━━━━━ READING TEXT ━━━━━

I know you were looking for places that offer scholarships, and though we
don't yet, our tuition is not that much compared to other film schools:
$40k for 16 months.
Some people on the boards were talking about degrees versus diplomas; we
offer a certificate, but you'd be making connections with people in the
film industry, and that is actually what counts the most.
I would again check out the website, and definitely give Patrick a call
510 549 3456
hope this helped!


----------



## Kartikey (Jan 12, 2007)

Thank you Juliana and Seybold.
This is indeed very useful information and gives me confidence. Did you mean that the deadline for Fall 2007 is January 2? Does the university have a Fall term? It's wonderful to hear from you since you are interning there. Please tell me about your experience there. 
You are right Juliana, presently I am all for short intensive film courses. It's kind of you to read my posts and remember me. Now that's communication! 
I am going to apply anywhere and everywhere to get my funding. Scholarship and a great university is a must for me.

Do tell me about the Fall term options. I can't find them on the internet. 
Awaiting your reply.

Maybe we'd meet someday. : )

Kartikey


----------



## arsenic stings (Jan 18, 2007)

If you were to attend Berkley Digital Film Institute though it's more like an industrial course right? You don't earn any degrees from the program like a conventional college do you? I'm still trying to weigh out the pros and cons of attending something like BDFI and an actual university.


----------



## Kartikey (Jan 19, 2007)

I did the same pro con thing. It depends on what you are looking out for; depends on your outlook towards cinema. From the experience I have gathered from talking with people, I'd say degree is no guarantee of job in cinema. It's your art and aesthetic sense that's important. You can get this in 9 months, 12 months, 2 years or never if you are not interested. 

Again from "people experience..."

1. 2/3 years slow and steady cinema course

2. 1/1.5 year/s intensive cinema course

What do you want?

: )

Regards,
Kartikey


----------



## REDking (Jan 19, 2007)

MANY jobs require a degree just to be considered, especially if you ever wanted to teach! (Many filmmakers in the bay area are teachers to pay the bills! Just like the founder of  BDFI!)

But the certificate is a great way to get down and dirty but its' a HUGE risk not to have a degree. And an expensive one! Is it true that the Berkley Digital Program is $40,000?

But that aside I really like the idea of the Institute and being from the Bay Area it could fill a great need as we should have a premire film school here somewhere! Plus I loved the Chris Milk demo content on his bio, very cool! Especially seeing the treatments! 

Too bad I spend my 30k on a degree! I might have considered it!


----------



## Kartikey (Jan 20, 2007)

Yes REDking. I was looking at it only from a filmmaker point of view. The term 'Digital' in BDFI interests me a lot. It is going to be a digital future soon.

━━━━━ SUPPLIED MATERIAL ━━━━━

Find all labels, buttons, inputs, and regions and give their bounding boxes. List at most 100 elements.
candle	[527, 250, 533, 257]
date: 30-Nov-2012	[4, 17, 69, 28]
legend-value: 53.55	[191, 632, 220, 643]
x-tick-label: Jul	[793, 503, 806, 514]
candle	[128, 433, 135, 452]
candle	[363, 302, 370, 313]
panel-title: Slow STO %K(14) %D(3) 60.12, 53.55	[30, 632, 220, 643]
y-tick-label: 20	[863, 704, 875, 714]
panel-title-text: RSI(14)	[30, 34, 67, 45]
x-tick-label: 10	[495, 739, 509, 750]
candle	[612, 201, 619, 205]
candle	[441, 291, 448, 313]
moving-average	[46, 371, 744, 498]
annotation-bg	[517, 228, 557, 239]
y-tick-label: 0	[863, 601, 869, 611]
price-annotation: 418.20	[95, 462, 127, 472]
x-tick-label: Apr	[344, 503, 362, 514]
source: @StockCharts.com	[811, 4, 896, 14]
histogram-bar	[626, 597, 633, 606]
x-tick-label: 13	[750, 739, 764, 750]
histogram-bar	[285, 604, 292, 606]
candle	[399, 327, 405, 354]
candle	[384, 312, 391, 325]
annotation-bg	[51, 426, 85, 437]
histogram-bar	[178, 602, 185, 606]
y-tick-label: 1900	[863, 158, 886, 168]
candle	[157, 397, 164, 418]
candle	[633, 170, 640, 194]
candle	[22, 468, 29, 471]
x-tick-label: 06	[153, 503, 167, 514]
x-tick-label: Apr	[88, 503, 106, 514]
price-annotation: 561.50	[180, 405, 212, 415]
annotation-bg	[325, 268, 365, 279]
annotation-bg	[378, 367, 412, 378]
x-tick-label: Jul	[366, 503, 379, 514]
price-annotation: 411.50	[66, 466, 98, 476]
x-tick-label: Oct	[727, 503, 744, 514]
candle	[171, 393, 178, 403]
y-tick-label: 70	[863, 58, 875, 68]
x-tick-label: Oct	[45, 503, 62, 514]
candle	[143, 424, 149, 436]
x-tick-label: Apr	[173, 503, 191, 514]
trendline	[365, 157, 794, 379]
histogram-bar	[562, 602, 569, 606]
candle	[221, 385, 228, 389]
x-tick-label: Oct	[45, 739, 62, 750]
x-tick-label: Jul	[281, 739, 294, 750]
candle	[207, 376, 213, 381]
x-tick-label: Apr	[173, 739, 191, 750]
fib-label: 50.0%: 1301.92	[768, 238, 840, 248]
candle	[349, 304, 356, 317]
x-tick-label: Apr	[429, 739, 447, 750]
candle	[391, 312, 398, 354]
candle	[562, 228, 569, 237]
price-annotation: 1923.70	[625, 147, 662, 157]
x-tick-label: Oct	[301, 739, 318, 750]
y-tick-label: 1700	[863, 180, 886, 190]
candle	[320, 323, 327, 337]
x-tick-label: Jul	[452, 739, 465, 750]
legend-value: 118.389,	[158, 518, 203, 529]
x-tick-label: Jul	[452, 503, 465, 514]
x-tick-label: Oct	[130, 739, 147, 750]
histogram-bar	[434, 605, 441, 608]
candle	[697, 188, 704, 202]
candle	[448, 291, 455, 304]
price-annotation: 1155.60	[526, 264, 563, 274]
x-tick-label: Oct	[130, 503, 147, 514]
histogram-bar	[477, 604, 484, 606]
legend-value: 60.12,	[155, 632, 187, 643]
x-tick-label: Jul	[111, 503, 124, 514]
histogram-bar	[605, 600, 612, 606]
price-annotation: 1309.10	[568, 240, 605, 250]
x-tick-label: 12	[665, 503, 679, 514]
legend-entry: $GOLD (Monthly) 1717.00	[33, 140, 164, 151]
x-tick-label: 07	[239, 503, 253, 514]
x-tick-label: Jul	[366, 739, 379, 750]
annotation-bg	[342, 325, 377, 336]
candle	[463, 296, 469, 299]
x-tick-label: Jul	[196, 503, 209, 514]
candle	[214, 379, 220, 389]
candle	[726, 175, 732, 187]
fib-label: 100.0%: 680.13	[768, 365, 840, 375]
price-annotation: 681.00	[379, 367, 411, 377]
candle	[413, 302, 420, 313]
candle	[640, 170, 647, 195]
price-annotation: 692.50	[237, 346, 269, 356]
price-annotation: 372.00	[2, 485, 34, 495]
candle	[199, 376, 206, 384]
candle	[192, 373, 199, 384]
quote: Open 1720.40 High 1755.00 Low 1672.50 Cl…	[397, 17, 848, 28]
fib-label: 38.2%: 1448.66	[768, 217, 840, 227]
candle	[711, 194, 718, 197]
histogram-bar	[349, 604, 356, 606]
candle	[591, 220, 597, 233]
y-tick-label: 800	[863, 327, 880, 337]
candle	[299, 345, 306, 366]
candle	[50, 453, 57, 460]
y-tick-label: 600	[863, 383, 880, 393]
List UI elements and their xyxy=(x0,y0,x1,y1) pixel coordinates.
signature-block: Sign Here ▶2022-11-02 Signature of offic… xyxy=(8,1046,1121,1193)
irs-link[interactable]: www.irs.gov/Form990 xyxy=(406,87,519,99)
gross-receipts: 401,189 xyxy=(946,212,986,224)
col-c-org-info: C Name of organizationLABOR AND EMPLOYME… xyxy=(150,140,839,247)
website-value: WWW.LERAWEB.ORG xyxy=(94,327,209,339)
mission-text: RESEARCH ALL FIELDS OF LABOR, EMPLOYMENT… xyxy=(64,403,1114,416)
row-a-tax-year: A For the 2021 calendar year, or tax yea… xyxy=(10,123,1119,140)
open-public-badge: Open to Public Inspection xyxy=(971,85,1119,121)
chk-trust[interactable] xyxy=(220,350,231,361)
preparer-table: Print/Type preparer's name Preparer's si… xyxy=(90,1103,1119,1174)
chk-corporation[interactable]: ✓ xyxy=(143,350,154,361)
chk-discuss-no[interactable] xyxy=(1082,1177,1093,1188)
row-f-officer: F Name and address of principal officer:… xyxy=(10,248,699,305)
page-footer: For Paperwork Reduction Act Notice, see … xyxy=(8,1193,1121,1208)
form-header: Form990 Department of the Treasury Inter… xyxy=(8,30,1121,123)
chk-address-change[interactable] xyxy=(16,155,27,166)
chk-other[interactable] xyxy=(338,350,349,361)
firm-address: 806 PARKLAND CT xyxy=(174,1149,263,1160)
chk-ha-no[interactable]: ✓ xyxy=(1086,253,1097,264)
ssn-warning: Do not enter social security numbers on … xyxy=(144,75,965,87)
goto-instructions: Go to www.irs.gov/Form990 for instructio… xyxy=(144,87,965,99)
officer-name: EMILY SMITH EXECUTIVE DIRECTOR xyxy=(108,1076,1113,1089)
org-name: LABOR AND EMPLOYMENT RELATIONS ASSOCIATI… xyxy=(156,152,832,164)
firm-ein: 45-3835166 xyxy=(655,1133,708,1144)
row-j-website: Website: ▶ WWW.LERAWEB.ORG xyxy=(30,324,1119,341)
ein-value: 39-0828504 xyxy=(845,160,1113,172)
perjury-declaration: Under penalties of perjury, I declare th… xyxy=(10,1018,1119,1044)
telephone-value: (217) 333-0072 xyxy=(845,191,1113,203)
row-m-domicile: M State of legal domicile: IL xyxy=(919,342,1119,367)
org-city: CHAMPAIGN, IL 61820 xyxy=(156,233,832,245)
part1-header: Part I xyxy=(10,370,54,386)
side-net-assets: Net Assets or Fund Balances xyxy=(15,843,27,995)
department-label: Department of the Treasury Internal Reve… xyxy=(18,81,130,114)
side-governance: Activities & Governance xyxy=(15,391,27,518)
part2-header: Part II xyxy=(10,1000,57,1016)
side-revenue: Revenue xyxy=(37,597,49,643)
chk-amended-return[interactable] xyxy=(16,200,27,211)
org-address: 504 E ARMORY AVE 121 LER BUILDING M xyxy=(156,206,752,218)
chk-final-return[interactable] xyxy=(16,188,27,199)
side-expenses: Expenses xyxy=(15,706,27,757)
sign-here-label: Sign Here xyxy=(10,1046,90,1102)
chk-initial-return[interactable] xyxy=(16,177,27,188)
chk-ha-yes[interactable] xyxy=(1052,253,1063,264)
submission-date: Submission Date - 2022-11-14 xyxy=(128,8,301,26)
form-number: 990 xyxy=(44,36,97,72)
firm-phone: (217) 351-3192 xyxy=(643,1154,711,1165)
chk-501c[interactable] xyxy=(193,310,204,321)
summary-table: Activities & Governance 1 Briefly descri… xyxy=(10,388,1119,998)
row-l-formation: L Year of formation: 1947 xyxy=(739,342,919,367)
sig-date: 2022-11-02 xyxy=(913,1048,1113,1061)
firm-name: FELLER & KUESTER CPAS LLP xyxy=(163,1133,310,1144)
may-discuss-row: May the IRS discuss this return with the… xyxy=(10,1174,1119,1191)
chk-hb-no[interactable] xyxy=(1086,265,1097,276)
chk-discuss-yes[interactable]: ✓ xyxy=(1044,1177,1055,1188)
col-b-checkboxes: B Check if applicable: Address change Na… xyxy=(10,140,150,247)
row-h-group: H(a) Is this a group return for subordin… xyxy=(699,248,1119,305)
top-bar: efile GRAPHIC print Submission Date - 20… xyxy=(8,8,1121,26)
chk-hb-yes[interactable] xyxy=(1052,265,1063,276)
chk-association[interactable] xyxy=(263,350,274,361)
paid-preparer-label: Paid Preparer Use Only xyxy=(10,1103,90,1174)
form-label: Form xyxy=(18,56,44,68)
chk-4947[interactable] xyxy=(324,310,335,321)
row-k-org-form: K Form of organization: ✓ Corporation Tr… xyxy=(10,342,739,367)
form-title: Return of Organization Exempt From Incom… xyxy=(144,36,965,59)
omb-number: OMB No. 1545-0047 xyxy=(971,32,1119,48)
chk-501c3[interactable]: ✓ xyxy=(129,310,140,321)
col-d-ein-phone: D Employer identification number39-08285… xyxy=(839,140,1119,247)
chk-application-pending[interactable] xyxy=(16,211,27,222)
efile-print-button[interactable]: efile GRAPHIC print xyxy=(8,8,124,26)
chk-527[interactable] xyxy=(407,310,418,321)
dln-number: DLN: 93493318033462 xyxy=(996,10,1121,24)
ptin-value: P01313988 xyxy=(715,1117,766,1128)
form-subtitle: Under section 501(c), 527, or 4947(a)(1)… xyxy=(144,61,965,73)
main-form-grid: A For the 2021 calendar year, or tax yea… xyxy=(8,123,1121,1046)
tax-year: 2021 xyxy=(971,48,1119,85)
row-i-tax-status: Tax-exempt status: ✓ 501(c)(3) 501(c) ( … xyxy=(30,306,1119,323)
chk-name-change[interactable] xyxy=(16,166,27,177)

━━━━━

WHAT YOU NEED TO DO:
**1)** In the forum thread on film schools, how long is the program whose tuition is $40k?
**2)** Transcribe the forum thread on film schools from "If you were" up to and including "Kartikey (Jan 19, 2007)".
**3)** Go on writing the forum thread on film schools, starting after its last sentence.

TASK-BY-TASK OUTPUTS:
**1)** 16 months.

**2)**
If you were to attend Berkley Digital Film Institute though it's more like an industrial course right? You don't earn any degrees from the program like a conventional college do you? I'm still trying to weigh out the pros and cons of attending something like BDFI and an actual university.


----------



## Kartikey (Jan 19, 2007)

**3)**
Which college are you in? And by the way, what do you think of VFS (Canada)?


----------



## REDking (Jan 22, 2007)

I'm a senior at Cogswell College in Sunnyvale California. I'm in the Digital Motion Picture Bachelors Degree program. It's a full four year program that's fully accredited and focuses on DIGITAL storytelling. It's a small private school that's been around for 150 years! Here's a link to the websitehttp://www.cogswell.edu


I love my school it's very small though but the staff gives you a loot of freedom just to make your shorts! The staff includes a great Doc filmmaker , Lexi Leban who won the audience award for her film "Girl Trouble" at the San Francisco film festival and had it picked up and aired nationally on Independent Lens. She's been a great mentor.

Also Michael Dougan who just left the school is a screenwriter/script consultant and USC grad who helped write Bryan Singers first feature film "Public Access" (not the short Lions Den) that won something at Sundance a few years back. He taught Film Theory and screenwriting and really knows his stuff.


----------



## kimmysj (May 23, 2008)

Hi All, was hoping to get some advice on Berkeley Digital Film School. My son is graduating  2009 and we have looked at NYFA - unfortunately accommodation is a problem. Columbia Fine Arts in Chicago looked good and we have looked at CalArts, USC and LA Film School. But I just came across BDFI and it is really impressive. Tyson is not the best academically but very talented artistically. There is a test that needs to be done and is part of the acceptance process - does anyone know what kind of test this is. 

And is there an area where students tend to live from BDFI? NY seemed to be for older students and the same with Cal Arts - are there younger students at BDFI?

Thanks so much for any info you have to offer -  it's a mother thing


----------



## Lasserta (May 23, 2008)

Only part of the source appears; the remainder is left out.